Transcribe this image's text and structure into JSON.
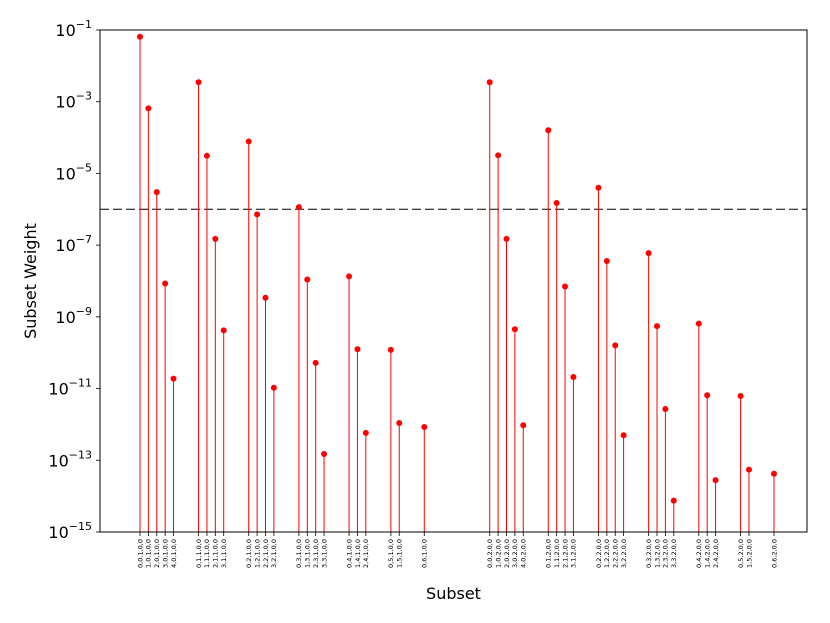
{
  "chart_data": {
    "type": "stem",
    "xlabel": "Subset",
    "ylabel": "Subset Weight",
    "y_scale": "log",
    "ylim": [
      1e-15,
      0.1
    ],
    "ytick_labels": [
      {
        "value": 0.1,
        "base": "10",
        "exp": "−1"
      },
      {
        "value": 0.001,
        "base": "10",
        "exp": "−3"
      },
      {
        "value": 1e-05,
        "base": "10",
        "exp": "−5"
      },
      {
        "value": 1e-07,
        "base": "10",
        "exp": "−7"
      },
      {
        "value": 1e-09,
        "base": "10",
        "exp": "−9"
      },
      {
        "value": 1e-11,
        "base": "10",
        "exp": "−11"
      },
      {
        "value": 1e-13,
        "base": "10",
        "exp": "−13"
      },
      {
        "value": 1e-15,
        "base": "10",
        "exp": "−15"
      }
    ],
    "threshold": 1e-06,
    "stem_color": "#ff0000",
    "marker_color": "#ff0000",
    "threshold_color": "#000000",
    "grid": false,
    "points": [
      {
        "label": "0,0,1,0,0",
        "value": 0.065
      },
      {
        "label": "1,0,1,0,0",
        "value": 0.00065
      },
      {
        "label": "2,0,1,0,0",
        "value": 3e-06
      },
      {
        "label": "3,0,1,0,0",
        "value": 8.5e-09
      },
      {
        "label": "4,0,1,0,0",
        "value": 1.9e-11
      },
      {
        "label": "0,1,1,0,0",
        "value": 0.0035
      },
      {
        "label": "1,1,1,0,0",
        "value": 3.1e-05
      },
      {
        "label": "2,1,1,0,0",
        "value": 1.5e-07
      },
      {
        "label": "3,1,1,0,0",
        "value": 4.2e-10
      },
      {
        "label": "0,2,1,0,0",
        "value": 7.8e-05
      },
      {
        "label": "1,2,1,0,0",
        "value": 7.2e-07
      },
      {
        "label": "2,2,1,0,0",
        "value": 3.4e-09
      },
      {
        "label": "3,2,1,0,0",
        "value": 1.05e-11
      },
      {
        "label": "0,3,1,0,0",
        "value": 1.15e-06
      },
      {
        "label": "1,3,1,0,0",
        "value": 1.1e-08
      },
      {
        "label": "2,3,1,0,0",
        "value": 5.2e-11
      },
      {
        "label": "3,3,1,0,0",
        "value": 1.5e-13
      },
      {
        "label": "0,4,1,0,0",
        "value": 1.35e-08
      },
      {
        "label": "1,4,1,0,0",
        "value": 1.25e-10
      },
      {
        "label": "2,4,1,0,0",
        "value": 5.8e-13
      },
      {
        "label": "0,5,1,0,0",
        "value": 1.2e-10
      },
      {
        "label": "1,5,1,0,0",
        "value": 1.1e-12
      },
      {
        "label": "0,6,1,0,0",
        "value": 8.5e-13
      },
      {
        "label": "0,0,2,0,0",
        "value": 0.0035
      },
      {
        "label": "1,0,2,0,0",
        "value": 3.2e-05
      },
      {
        "label": "2,0,2,0,0",
        "value": 1.5e-07
      },
      {
        "label": "3,0,2,0,0",
        "value": 4.5e-10
      },
      {
        "label": "4,0,2,0,0",
        "value": 9.5e-13
      },
      {
        "label": "0,1,2,0,0",
        "value": 0.00016
      },
      {
        "label": "1,1,2,0,0",
        "value": 1.5e-06
      },
      {
        "label": "2,1,2,0,0",
        "value": 7e-09
      },
      {
        "label": "3,1,2,0,0",
        "value": 2.1e-11
      },
      {
        "label": "0,2,2,0,0",
        "value": 4e-06
      },
      {
        "label": "1,2,2,0,0",
        "value": 3.6e-08
      },
      {
        "label": "2,2,2,0,0",
        "value": 1.6e-10
      },
      {
        "label": "3,2,2,0,0",
        "value": 5e-13
      },
      {
        "label": "0,3,2,0,0",
        "value": 6e-08
      },
      {
        "label": "1,3,2,0,0",
        "value": 5.5e-10
      },
      {
        "label": "2,3,2,0,0",
        "value": 2.7e-12
      },
      {
        "label": "3,3,2,0,0",
        "value": 7.5e-15
      },
      {
        "label": "0,4,2,0,0",
        "value": 6.5e-10
      },
      {
        "label": "1,4,2,0,0",
        "value": 6.5e-12
      },
      {
        "label": "2,4,2,0,0",
        "value": 2.8e-14
      },
      {
        "label": "0,5,2,0,0",
        "value": 6.2e-12
      },
      {
        "label": "1,5,2,0,0",
        "value": 5.5e-14
      },
      {
        "label": "0,6,2,0,0",
        "value": 4.2e-14
      }
    ]
  }
}
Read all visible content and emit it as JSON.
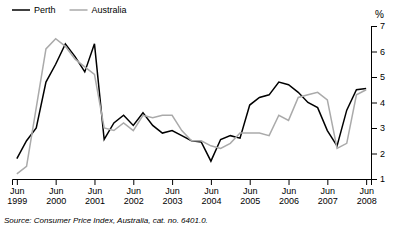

Description of the task — Copy out the whole listing exactly, and don't carry over any pictures.

Answer for the task —
Transcribe this image's text and structure into JSON.
{
  "chart_data": {
    "type": "stem",
    "xlabel": "Subset",
    "ylabel": "Subset Weight",
    "y_scale": "log",
    "ylim": [
      1e-15,
      0.1
    ],
    "ytick_labels": [
      {
        "value": 0.1,
        "base": "10",
        "exp": "−1"
      },
      {
        "value": 0.001,
        "base": "10",
        "exp": "−3"
      },
      {
        "value": 1e-05,
        "base": "10",
        "exp": "−5"
      },
      {
        "value": 1e-07,
        "base": "10",
        "exp": "−7"
      },
      {
        "value": 1e-09,
        "base": "10",
        "exp": "−9"
      },
      {
        "value": 1e-11,
        "base": "10",
        "exp": "−11"
      },
      {
        "value": 1e-13,
        "base": "10",
        "exp": "−13"
      },
      {
        "value": 1e-15,
        "base": "10",
        "exp": "−15"
      }
    ],
    "threshold": 1e-06,
    "stem_color": "#ff0000",
    "marker_color": "#ff0000",
    "threshold_color": "#000000",
    "grid": false,
    "points": [
      {
        "label": "0,0,1,0,0",
        "value": 0.065
      },
      {
        "label": "1,0,1,0,0",
        "value": 0.00065
      },
      {
        "label": "2,0,1,0,0",
        "value": 3e-06
      },
      {
        "label": "3,0,1,0,0",
        "value": 8.5e-09
      },
      {
        "label": "4,0,1,0,0",
        "value": 1.9e-11
      },
      {
        "label": "0,1,1,0,0",
        "value": 0.0035
      },
      {
        "label": "1,1,1,0,0",
        "value": 3.1e-05
      },
      {
        "label": "2,1,1,0,0",
        "value": 1.5e-07
      },
      {
        "label": "3,1,1,0,0",
        "value": 4.2e-10
      },
      {
        "label": "0,2,1,0,0",
        "value": 7.8e-05
      },
      {
        "label": "1,2,1,0,0",
        "value": 7.2e-07
      },
      {
        "label": "2,2,1,0,0",
        "value": 3.4e-09
      },
      {
        "label": "3,2,1,0,0",
        "value": 1.05e-11
      },
      {
        "label": "0,3,1,0,0",
        "value": 1.15e-06
      },
      {
        "label": "1,3,1,0,0",
        "value": 1.1e-08
      },
      {
        "label": "2,3,1,0,0",
        "value": 5.2e-11
      },
      {
        "label": "3,3,1,0,0",
        "value": 1.5e-13
      },
      {
        "label": "0,4,1,0,0",
        "value": 1.35e-08
      },
      {
        "label": "1,4,1,0,0",
        "value": 1.25e-10
      },
      {
        "label": "2,4,1,0,0",
        "value": 5.8e-13
      },
      {
        "label": "0,5,1,0,0",
        "value": 1.2e-10
      },
      {
        "label": "1,5,1,0,0",
        "value": 1.1e-12
      },
      {
        "label": "0,6,1,0,0",
        "value": 8.5e-13
      },
      {
        "label": "0,0,2,0,0",
        "value": 0.0035
      },
      {
        "label": "1,0,2,0,0",
        "value": 3.2e-05
      },
      {
        "label": "2,0,2,0,0",
        "value": 1.5e-07
      },
      {
        "label": "3,0,2,0,0",
        "value": 4.5e-10
      },
      {
        "label": "4,0,2,0,0",
        "value": 9.5e-13
      },
      {
        "label": "0,1,2,0,0",
        "value": 0.00016
      },
      {
        "label": "1,1,2,0,0",
        "value": 1.5e-06
      },
      {
        "label": "2,1,2,0,0",
        "value": 7e-09
      },
      {
        "label": "3,1,2,0,0",
        "value": 2.1e-11
      },
      {
        "label": "0,2,2,0,0",
        "value": 4e-06
      },
      {
        "label": "1,2,2,0,0",
        "value": 3.6e-08
      },
      {
        "label": "2,2,2,0,0",
        "value": 1.6e-10
      },
      {
        "label": "3,2,2,0,0",
        "value": 5e-13
      },
      {
        "label": "0,3,2,0,0",
        "value": 6e-08
      },
      {
        "label": "1,3,2,0,0",
        "value": 5.5e-10
      },
      {
        "label": "2,3,2,0,0",
        "value": 2.7e-12
      },
      {
        "label": "3,3,2,0,0",
        "value": 7.5e-15
      },
      {
        "label": "0,4,2,0,0",
        "value": 6.5e-10
      },
      {
        "label": "1,4,2,0,0",
        "value": 6.5e-12
      },
      {
        "label": "2,4,2,0,0",
        "value": 2.8e-14
      },
      {
        "label": "0,5,2,0,0",
        "value": 6.2e-12
      },
      {
        "label": "1,5,2,0,0",
        "value": 5.5e-14
      },
      {
        "label": "0,6,2,0,0",
        "value": 4.2e-14
      }
    ]
  }
}
Read all visible content and emit it as JSON.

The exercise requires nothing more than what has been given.